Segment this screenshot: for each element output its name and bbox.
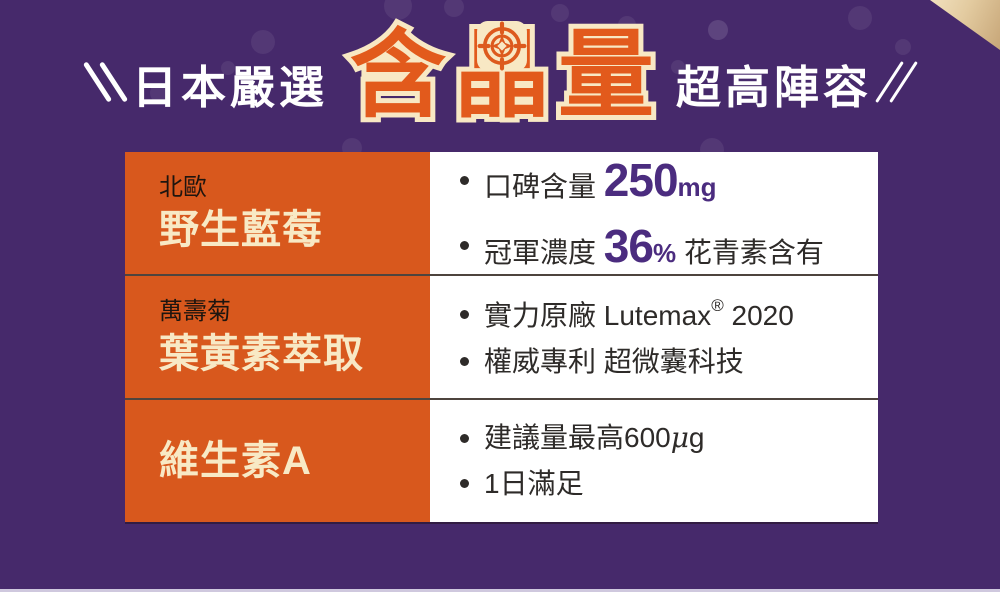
bokeh-dot xyxy=(150,83,170,103)
bullet-item: 冠軍濃度 36% 花青素含有 xyxy=(460,219,878,272)
bullet-item: 口碑含量 250mg xyxy=(460,155,878,206)
bullet-text: 建議量最高600μg xyxy=(484,420,705,454)
bokeh-dot xyxy=(221,61,235,75)
bullet-text: 冠軍濃度 36% 花青素含有 xyxy=(484,219,824,272)
bokeh-dot xyxy=(895,39,911,55)
bullet-item: 實力原廠 Lutemax® 2020 xyxy=(460,295,878,332)
bokeh-dot xyxy=(708,20,728,40)
ingredient-origin-label: 萬壽菊 xyxy=(159,298,231,325)
ingredient-name-cell: 維生素A xyxy=(125,400,430,522)
header-banner: 日本嚴選 含 晶 量 超高陣容 xyxy=(0,0,1000,152)
bullet-dot-icon xyxy=(460,241,469,251)
target-crosshair-icon xyxy=(477,21,527,71)
bullet-text: 1日滿足 xyxy=(484,467,584,499)
header-suffix-text: 超高陣容 xyxy=(676,61,873,113)
ingredient-details-cell: 建議量最高600μg 1日滿足 xyxy=(430,400,878,522)
header-highlight-title: 含 晶 量 xyxy=(350,21,654,125)
ingredient-name-cell: 北歐 野生藍莓 xyxy=(125,152,430,274)
bokeh-dot xyxy=(551,4,569,22)
bokeh-dot xyxy=(251,30,275,54)
bokeh-dot xyxy=(848,6,872,30)
table-row: 萬壽菊 葉黃素萃取 實力原廠 Lutemax® 2020 權威專利 超微囊科技 xyxy=(125,274,878,398)
ingredient-name: 葉黃素萃取 xyxy=(159,332,364,376)
bokeh-dot xyxy=(671,60,685,74)
bullet-dot-icon xyxy=(460,175,469,185)
ingredient-table: 北歐 野生藍莓 口碑含量 250mg 冠軍濃度 36% 花青素含有 萬壽菊 葉黃素… xyxy=(125,152,878,522)
bullet-text: 口碑含量 250mg xyxy=(484,153,717,206)
highlight-char: 含 xyxy=(350,28,446,125)
table-row: 維生素A 建議量最高600μg 1日滿足 xyxy=(125,398,878,522)
bullet-text: 權威專利 超微囊科技 xyxy=(484,345,744,377)
bullet-text: 實力原廠 Lutemax® 2020 xyxy=(484,295,794,331)
bullet-dot-icon xyxy=(460,433,469,443)
table-row: 北歐 野生藍莓 口碑含量 250mg 冠軍濃度 36% 花青素含有 xyxy=(125,152,878,274)
ingredient-details-cell: 實力原廠 Lutemax® 2020 權威專利 超微囊科技 xyxy=(430,276,878,398)
bullet-item: 權威專利 超微囊科技 xyxy=(460,345,878,378)
bullet-dot-icon xyxy=(460,357,469,367)
bullet-dot-icon xyxy=(460,479,469,489)
bottom-edge-strip xyxy=(0,589,1000,592)
bokeh-dot xyxy=(384,0,412,20)
bullet-item: 1日滿足 xyxy=(460,467,878,500)
double-slash-icon xyxy=(875,58,918,106)
ingredient-origin-label: 北歐 xyxy=(159,174,207,201)
highlight-char-with-target: 晶 xyxy=(454,21,550,124)
header-prefix-text: 日本嚴選 xyxy=(131,61,328,113)
highlight-char: 量 xyxy=(558,28,654,125)
ingredient-name-cell: 萬壽菊 葉黃素萃取 xyxy=(125,276,430,398)
bokeh-dot xyxy=(444,0,464,17)
ingredient-name: 維生素A xyxy=(159,439,312,483)
ingredient-details-cell: 口碑含量 250mg 冠軍濃度 36% 花青素含有 xyxy=(430,152,878,274)
ingredient-name: 野生藍莓 xyxy=(159,208,323,252)
bullet-item: 建議量最高600μg xyxy=(460,420,878,454)
bullet-dot-icon xyxy=(460,309,469,319)
double-backslash-icon xyxy=(82,59,129,105)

....................

**Requirement**
Reproduce every line of the item above word for word, omitting the picture.

**In response**
Segment this screenshot: for each element output its name and bbox.
bokeh-dot xyxy=(150,83,170,103)
bullet-item: 冠軍濃度 36% 花青素含有 xyxy=(460,219,878,272)
bullet-item: 口碑含量 250mg xyxy=(460,155,878,206)
bullet-text: 建議量最高600μg xyxy=(484,420,705,454)
bokeh-dot xyxy=(221,61,235,75)
bullet-text: 冠軍濃度 36% 花青素含有 xyxy=(484,219,824,272)
bokeh-dot xyxy=(895,39,911,55)
bullet-item: 實力原廠 Lutemax® 2020 xyxy=(460,295,878,332)
bokeh-dot xyxy=(708,20,728,40)
ingredient-origin-label: 萬壽菊 xyxy=(159,298,231,325)
ingredient-name-cell: 維生素A xyxy=(125,400,430,522)
header-banner: 日本嚴選 含 晶 量 超高陣容 xyxy=(0,0,1000,152)
bullet-dot-icon xyxy=(460,241,469,251)
target-crosshair-icon xyxy=(477,21,527,71)
bullet-text: 1日滿足 xyxy=(484,467,584,499)
header-suffix-text: 超高陣容 xyxy=(676,61,873,113)
ingredient-details-cell: 建議量最高600μg 1日滿足 xyxy=(430,400,878,522)
header-highlight-title: 含 晶 量 xyxy=(350,21,654,125)
ingredient-name-cell: 北歐 野生藍莓 xyxy=(125,152,430,274)
bokeh-dot xyxy=(551,4,569,22)
bokeh-dot xyxy=(251,30,275,54)
bokeh-dot xyxy=(848,6,872,30)
table-row: 萬壽菊 葉黃素萃取 實力原廠 Lutemax® 2020 權威專利 超微囊科技 xyxy=(125,274,878,398)
ingredient-name: 葉黃素萃取 xyxy=(159,332,364,376)
bokeh-dot xyxy=(671,60,685,74)
bullet-dot-icon xyxy=(460,175,469,185)
ingredient-table: 北歐 野生藍莓 口碑含量 250mg 冠軍濃度 36% 花青素含有 萬壽菊 葉黃素… xyxy=(125,152,878,522)
bullet-text: 口碑含量 250mg xyxy=(484,153,717,206)
highlight-char: 含 xyxy=(350,28,446,125)
table-row: 維生素A 建議量最高600μg 1日滿足 xyxy=(125,398,878,522)
bullet-text: 權威專利 超微囊科技 xyxy=(484,345,744,377)
bullet-text: 實力原廠 Lutemax® 2020 xyxy=(484,295,794,331)
bullet-dot-icon xyxy=(460,433,469,443)
table-row: 北歐 野生藍莓 口碑含量 250mg 冠軍濃度 36% 花青素含有 xyxy=(125,152,878,274)
ingredient-details-cell: 實力原廠 Lutemax® 2020 權威專利 超微囊科技 xyxy=(430,276,878,398)
bullet-item: 權威專利 超微囊科技 xyxy=(460,345,878,378)
bullet-dot-icon xyxy=(460,357,469,367)
bullet-dot-icon xyxy=(460,479,469,489)
bottom-edge-strip xyxy=(0,589,1000,592)
bokeh-dot xyxy=(384,0,412,20)
bullet-item: 1日滿足 xyxy=(460,467,878,500)
double-slash-icon xyxy=(875,58,918,106)
ingredient-origin-label: 北歐 xyxy=(159,174,207,201)
highlight-char-with-target: 晶 xyxy=(454,21,550,124)
header-prefix-text: 日本嚴選 xyxy=(131,61,328,113)
highlight-char: 量 xyxy=(558,28,654,125)
ingredient-name-cell: 萬壽菊 葉黃素萃取 xyxy=(125,276,430,398)
bokeh-dot xyxy=(444,0,464,17)
ingredient-name: 維生素A xyxy=(159,439,312,483)
ingredient-details-cell: 口碑含量 250mg 冠軍濃度 36% 花青素含有 xyxy=(430,152,878,274)
ingredient-name: 野生藍莓 xyxy=(159,208,323,252)
bullet-item: 建議量最高600μg xyxy=(460,420,878,454)
bullet-dot-icon xyxy=(460,309,469,319)
double-backslash-icon xyxy=(82,59,129,105)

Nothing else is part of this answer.